### GIVEN REQUEST
Set down the full listing exactly as given. Any pictures are to be left out.

### DATA SECTION
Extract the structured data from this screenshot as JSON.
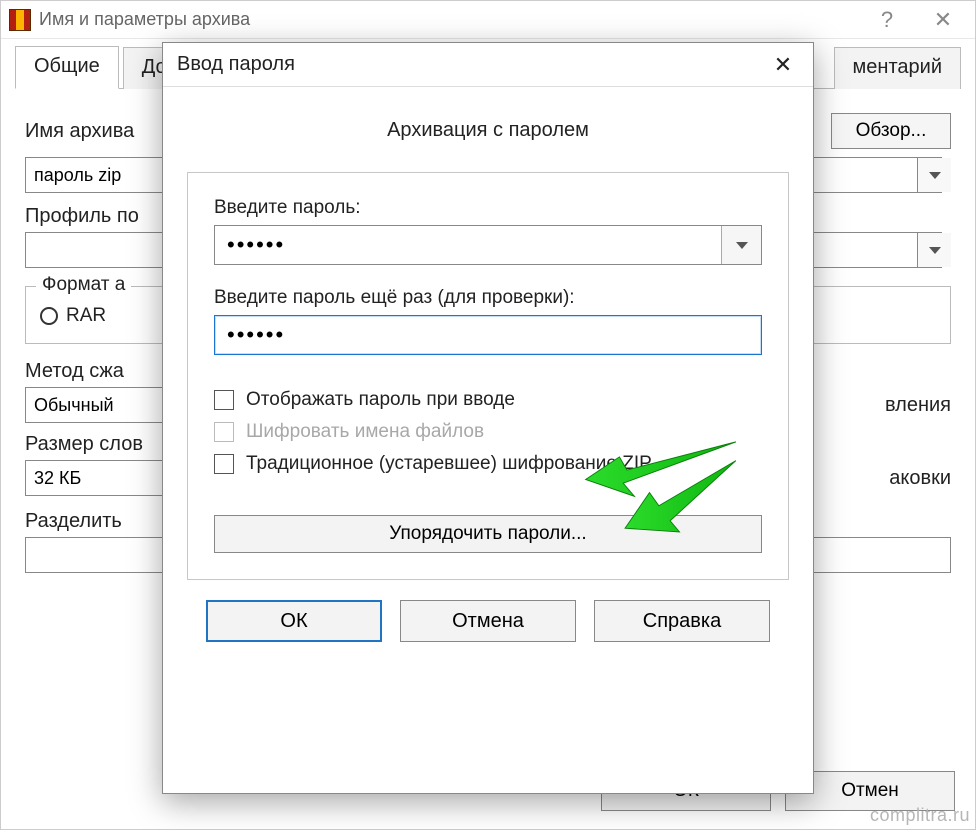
{
  "bgwin": {
    "title": "Имя и параметры архива",
    "tabs": {
      "general": "Общие",
      "extra": "Доп",
      "comment_clip": "ментарий"
    },
    "labels": {
      "archive_name": "Имя архива",
      "profile": "Профиль по",
      "format_group": "Формат а",
      "rar": "RAR",
      "method": "Метод сжа",
      "dict": "Размер слов",
      "split": "Разделить",
      "right_update": "вления",
      "right_pack": "аковки"
    },
    "values": {
      "archive_name": "пароль zip",
      "method": "Обычный",
      "dict": "32 КБ"
    },
    "buttons": {
      "browse": "Обзор...",
      "ok": "ОК",
      "cancel": "Отмен"
    }
  },
  "modal": {
    "title": "Ввод пароля",
    "subtitle": "Архивация с паролем",
    "labels": {
      "enter": "Введите пароль:",
      "repeat": "Введите пароль ещё раз (для проверки):"
    },
    "values": {
      "password": "••••••",
      "password_repeat": "••••••"
    },
    "checks": {
      "show": "Отображать пароль при вводе",
      "encrypt_names": "Шифровать имена файлов",
      "legacy_zip": "Традиционное (устаревшее) шифрование ZIP"
    },
    "buttons": {
      "organize": "Упорядочить пароли...",
      "ok": "ОК",
      "cancel": "Отмена",
      "help": "Справка"
    }
  },
  "watermark": "complitra.ru"
}
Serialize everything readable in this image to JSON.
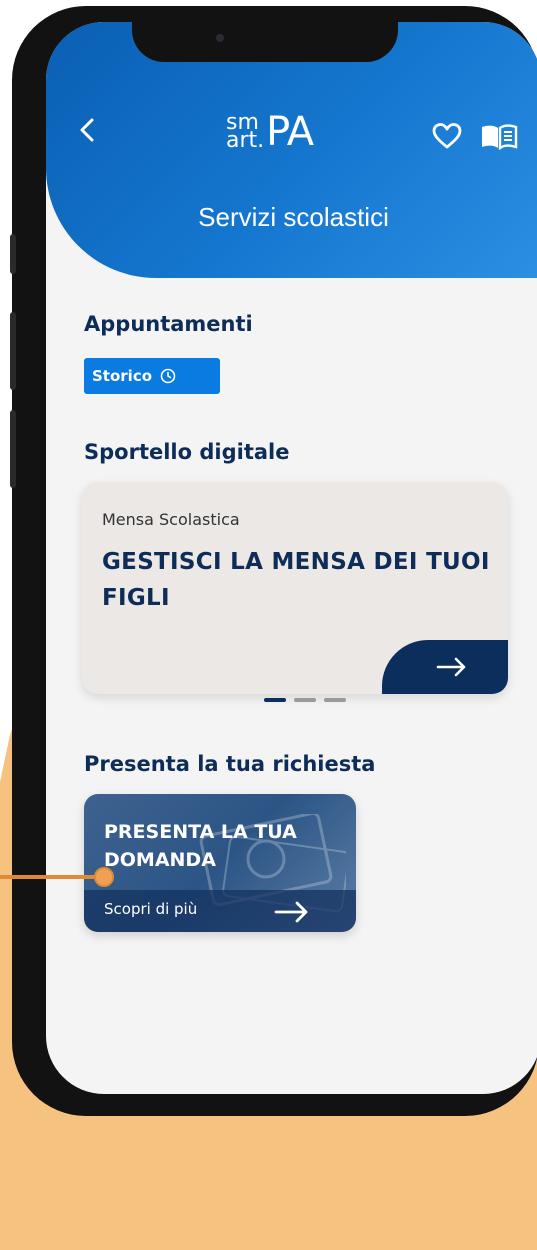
{
  "header": {
    "logo_sm": "sm",
    "logo_art": "art.",
    "logo_pa": "PA",
    "title": "Servizi scolastici",
    "back_icon": "chevron-left-icon",
    "favorite_icon": "heart-icon",
    "guide_icon": "book-icon"
  },
  "appuntamenti": {
    "title": "Appuntamenti",
    "storico_label": "Storico",
    "storico_icon": "clock-icon"
  },
  "sportello": {
    "title": "Sportello digitale",
    "card": {
      "subtitle": "Mensa Scolastica",
      "title": "GESTISCI LA MENSA DEI TUOI FIGLI",
      "arrow_icon": "arrow-right-icon"
    },
    "pager": {
      "pages": 3,
      "active": 1
    }
  },
  "richiesta": {
    "title": "Presenta la tua richiesta",
    "card": {
      "title_line1": "PRESENTA LA TUA",
      "title_line2": "DOMANDA",
      "link": "Scopri di più",
      "arrow_icon": "arrow-right-icon"
    }
  },
  "colors": {
    "header_blue": "#0a5fb3",
    "navy": "#0d2c58",
    "accent_blue": "#0a7be0",
    "highlight_orange": "#f5c27f"
  }
}
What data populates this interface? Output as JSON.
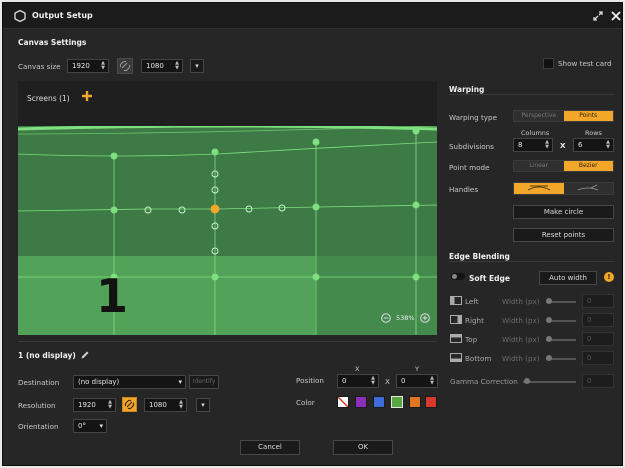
{
  "window": {
    "title": "Output Setup"
  },
  "canvas": {
    "section_title": "Canvas Settings",
    "size_label": "Canvas size",
    "width": "1920",
    "height": "1080",
    "show_test_card_label": "Show test card"
  },
  "screens": {
    "header": "Screens (1)",
    "zoom": "538%",
    "screen_number": "1"
  },
  "warping": {
    "title": "Warping",
    "type_label": "Warping type",
    "type_options": [
      "Perspective",
      "Points"
    ],
    "subdivisions_label": "Subdivisions",
    "columns_label": "Columns",
    "rows_label": "Rows",
    "columns": "8",
    "rows": "6",
    "x_sep": "X",
    "point_mode_label": "Point mode",
    "point_mode_options": [
      "Linear",
      "Bezier"
    ],
    "handles_label": "Handles",
    "make_circle": "Make circle",
    "reset_points": "Reset points"
  },
  "edge_blending": {
    "title": "Edge Blending",
    "soft_edge_label": "Soft Edge",
    "auto_width": "Auto width",
    "info": "!",
    "width_label": "Width (px)",
    "sides": [
      {
        "label": "Left",
        "value": "0"
      },
      {
        "label": "Right",
        "value": "0"
      },
      {
        "label": "Top",
        "value": "0"
      },
      {
        "label": "Bottom",
        "value": "0"
      }
    ],
    "gamma_label": "Gamma Correction",
    "gamma_value": "0"
  },
  "display": {
    "title": "1 (no display)",
    "destination_label": "Destination",
    "destination_value": "(no display)",
    "identify": "Identify",
    "resolution_label": "Resolution",
    "res_width": "1920",
    "res_height": "1080",
    "orientation_label": "Orientation",
    "orientation_value": "0°",
    "position_label": "Position",
    "pos_x_label": "X",
    "pos_y_label": "Y",
    "pos_x": "0",
    "pos_y": "0",
    "pos_sep": "X",
    "color_label": "Color",
    "colors": [
      "#3e53c5",
      "#8c2fbd",
      "#3d6bd8",
      "#5aa845",
      "#e0761f",
      "#d63a2c"
    ]
  },
  "footer": {
    "cancel": "Cancel",
    "ok": "OK"
  }
}
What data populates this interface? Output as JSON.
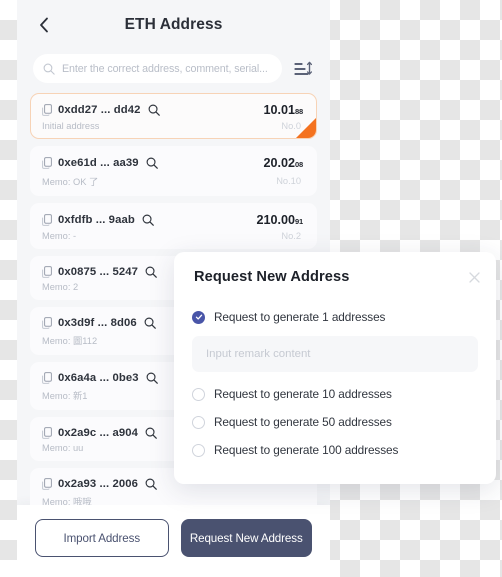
{
  "header": {
    "title": "ETH Address",
    "back_icon": "chevron-left-icon"
  },
  "search": {
    "placeholder": "Enter the correct address, comment, serial...",
    "value": "",
    "search_icon": "search-icon",
    "sort_icon": "sort-icon"
  },
  "list": {
    "items": [
      {
        "address": "0xdd27 ... dd42",
        "memo": "Initial address",
        "amount_int": "10.01",
        "amount_frac": "88",
        "serial": "No.0",
        "highlighted": true
      },
      {
        "address": "0xe61d ... aa39",
        "memo": "Memo: OK 了",
        "amount_int": "20.02",
        "amount_frac": "08",
        "serial": "No.10",
        "highlighted": false
      },
      {
        "address": "0xfdfb ... 9aab",
        "memo": "Memo: -",
        "amount_int": "210.00",
        "amount_frac": "91",
        "serial": "No.2",
        "highlighted": false
      },
      {
        "address": "0x0875 ... 5247",
        "memo": "Memo: 2",
        "amount_int": "",
        "amount_frac": "",
        "serial": "",
        "highlighted": false
      },
      {
        "address": "0x3d9f ... 8d06",
        "memo": "Memo: 圖112",
        "amount_int": "",
        "amount_frac": "",
        "serial": "",
        "highlighted": false
      },
      {
        "address": "0x6a4a ... 0be3",
        "memo": "Memo: 新1",
        "amount_int": "",
        "amount_frac": "",
        "serial": "",
        "highlighted": false
      },
      {
        "address": "0x2a9c ... a904",
        "memo": "Memo: uu",
        "amount_int": "",
        "amount_frac": "",
        "serial": "",
        "highlighted": false
      },
      {
        "address": "0x2a93 ... 2006",
        "memo": "Memo: 哦哦",
        "amount_int": "",
        "amount_frac": "",
        "serial": "",
        "highlighted": false
      }
    ]
  },
  "footer": {
    "import_label": "Import Address",
    "request_label": "Request New Address"
  },
  "dialog": {
    "title": "Request New Address",
    "close_icon": "close-icon",
    "remark_placeholder": "Input remark content",
    "remark_value": "",
    "options": [
      {
        "label": "Request to generate 1 addresses",
        "checked": true
      },
      {
        "label": "Request to generate 10 addresses",
        "checked": false
      },
      {
        "label": "Request to generate 50 addresses",
        "checked": false
      },
      {
        "label": "Request to generate 100 addresses",
        "checked": false
      }
    ]
  },
  "colors": {
    "accent_blue": "#4955a8",
    "button_dark": "#4a5270",
    "flag_orange": "#f4721f",
    "panel_bg": "#f5f6f8"
  }
}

### FINAL RESULT
Extract the structured data from this screenshot as JSON.
{
  "bgwin": {
    "title": "Имя и параметры архива",
    "tabs": {
      "general": "Общие",
      "extra": "Доп",
      "comment_clip": "ментарий"
    },
    "labels": {
      "archive_name": "Имя архива",
      "profile": "Профиль по",
      "format_group": "Формат а",
      "rar": "RAR",
      "method": "Метод сжа",
      "dict": "Размер слов",
      "split": "Разделить",
      "right_update": "вления",
      "right_pack": "аковки"
    },
    "values": {
      "archive_name": "пароль zip",
      "method": "Обычный",
      "dict": "32 КБ"
    },
    "buttons": {
      "browse": "Обзор...",
      "ok": "ОК",
      "cancel": "Отмен"
    }
  },
  "modal": {
    "title": "Ввод пароля",
    "subtitle": "Архивация с паролем",
    "labels": {
      "enter": "Введите пароль:",
      "repeat": "Введите пароль ещё раз (для проверки):"
    },
    "values": {
      "password": "••••••",
      "password_repeat": "••••••"
    },
    "checks": {
      "show": "Отображать пароль при вводе",
      "encrypt_names": "Шифровать имена файлов",
      "legacy_zip": "Традиционное (устаревшее) шифрование ZIP"
    },
    "buttons": {
      "organize": "Упорядочить пароли...",
      "ok": "ОК",
      "cancel": "Отмена",
      "help": "Справка"
    }
  },
  "watermark": "complitra.ru"
}
Serialize everything readable in this image to JSON.
{
  "header": {
    "logo_sm": "sm",
    "logo_art": "art.",
    "logo_pa": "PA",
    "title": "Servizi scolastici",
    "back_icon": "chevron-left-icon",
    "favorite_icon": "heart-icon",
    "guide_icon": "book-icon"
  },
  "appuntamenti": {
    "title": "Appuntamenti",
    "storico_label": "Storico",
    "storico_icon": "clock-icon"
  },
  "sportello": {
    "title": "Sportello digitale",
    "card": {
      "subtitle": "Mensa Scolastica",
      "title": "GESTISCI LA MENSA DEI TUOI FIGLI",
      "arrow_icon": "arrow-right-icon"
    },
    "pager": {
      "pages": 3,
      "active": 1
    }
  },
  "richiesta": {
    "title": "Presenta la tua richiesta",
    "card": {
      "title_line1": "PRESENTA LA TUA",
      "title_line2": "DOMANDA",
      "link": "Scopri di più",
      "arrow_icon": "arrow-right-icon"
    }
  },
  "colors": {
    "header_blue": "#0a5fb3",
    "navy": "#0d2c58",
    "accent_blue": "#0a7be0",
    "highlight_orange": "#f5c27f"
  }
}
What data populates this interface? Output as JSON.
{
  "window": {
    "title": "Output Setup"
  },
  "canvas": {
    "section_title": "Canvas Settings",
    "size_label": "Canvas size",
    "width": "1920",
    "height": "1080",
    "show_test_card_label": "Show test card"
  },
  "screens": {
    "header": "Screens (1)",
    "zoom": "538%",
    "screen_number": "1"
  },
  "warping": {
    "title": "Warping",
    "type_label": "Warping type",
    "type_options": [
      "Perspective",
      "Points"
    ],
    "subdivisions_label": "Subdivisions",
    "columns_label": "Columns",
    "rows_label": "Rows",
    "columns": "8",
    "rows": "6",
    "x_sep": "X",
    "point_mode_label": "Point mode",
    "point_mode_options": [
      "Linear",
      "Bezier"
    ],
    "handles_label": "Handles",
    "make_circle": "Make circle",
    "reset_points": "Reset points"
  },
  "edge_blending": {
    "title": "Edge Blending",
    "soft_edge_label": "Soft Edge",
    "auto_width": "Auto width",
    "info": "!",
    "width_label": "Width (px)",
    "sides": [
      {
        "label": "Left",
        "value": "0"
      },
      {
        "label": "Right",
        "value": "0"
      },
      {
        "label": "Top",
        "value": "0"
      },
      {
        "label": "Bottom",
        "value": "0"
      }
    ],
    "gamma_label": "Gamma Correction",
    "gamma_value": "0"
  },
  "display": {
    "title": "1 (no display)",
    "destination_label": "Destination",
    "destination_value": "(no display)",
    "identify": "Identify",
    "resolution_label": "Resolution",
    "res_width": "1920",
    "res_height": "1080",
    "orientation_label": "Orientation",
    "orientation_value": "0°",
    "position_label": "Position",
    "pos_x_label": "X",
    "pos_y_label": "Y",
    "pos_x": "0",
    "pos_y": "0",
    "pos_sep": "X",
    "color_label": "Color",
    "colors": [
      "#3e53c5",
      "#8c2fbd",
      "#3d6bd8",
      "#5aa845",
      "#e0761f",
      "#d63a2c"
    ]
  },
  "footer": {
    "cancel": "Cancel",
    "ok": "OK"
  }
}
What data populates this interface? Output as JSON.
{
  "header": {
    "title": "ETH Address",
    "back_icon": "chevron-left-icon"
  },
  "search": {
    "placeholder": "Enter the correct address, comment, serial...",
    "value": "",
    "search_icon": "search-icon",
    "sort_icon": "sort-icon"
  },
  "list": {
    "items": [
      {
        "address": "0xdd27 ... dd42",
        "memo": "Initial address",
        "amount_int": "10.01",
        "amount_frac": "88",
        "serial": "No.0",
        "highlighted": true
      },
      {
        "address": "0xe61d ... aa39",
        "memo": "Memo: OK 了",
        "amount_int": "20.02",
        "amount_frac": "08",
        "serial": "No.10",
        "highlighted": false
      },
      {
        "address": "0xfdfb ... 9aab",
        "memo": "Memo: -",
        "amount_int": "210.00",
        "amount_frac": "91",
        "serial": "No.2",
        "highlighted": false
      },
      {
        "address": "0x0875 ... 5247",
        "memo": "Memo: 2",
        "amount_int": "",
        "amount_frac": "",
        "serial": "",
        "highlighted": false
      },
      {
        "address": "0x3d9f ... 8d06",
        "memo": "Memo: 圖112",
        "amount_int": "",
        "amount_frac": "",
        "serial": "",
        "highlighted": false
      },
      {
        "address": "0x6a4a ... 0be3",
        "memo": "Memo: 新1",
        "amount_int": "",
        "amount_frac": "",
        "serial": "",
        "highlighted": false
      },
      {
        "address": "0x2a9c ... a904",
        "memo": "Memo: uu",
        "amount_int": "",
        "amount_frac": "",
        "serial": "",
        "highlighted": false
      },
      {
        "address": "0x2a93 ... 2006",
        "memo": "Memo: 哦哦",
        "amount_int": "",
        "amount_frac": "",
        "serial": "",
        "highlighted": false
      }
    ]
  },
  "footer": {
    "import_label": "Import Address",
    "request_label": "Request New Address"
  },
  "dialog": {
    "title": "Request New Address",
    "close_icon": "close-icon",
    "remark_placeholder": "Input remark content",
    "remark_value": "",
    "options": [
      {
        "label": "Request to generate 1 addresses",
        "checked": true
      },
      {
        "label": "Request to generate 10 addresses",
        "checked": false
      },
      {
        "label": "Request to generate 50 addresses",
        "checked": false
      },
      {
        "label": "Request to generate 100 addresses",
        "checked": false
      }
    ]
  },
  "colors": {
    "accent_blue": "#4955a8",
    "button_dark": "#4a5270",
    "flag_orange": "#f4721f",
    "panel_bg": "#f5f6f8"
  }
}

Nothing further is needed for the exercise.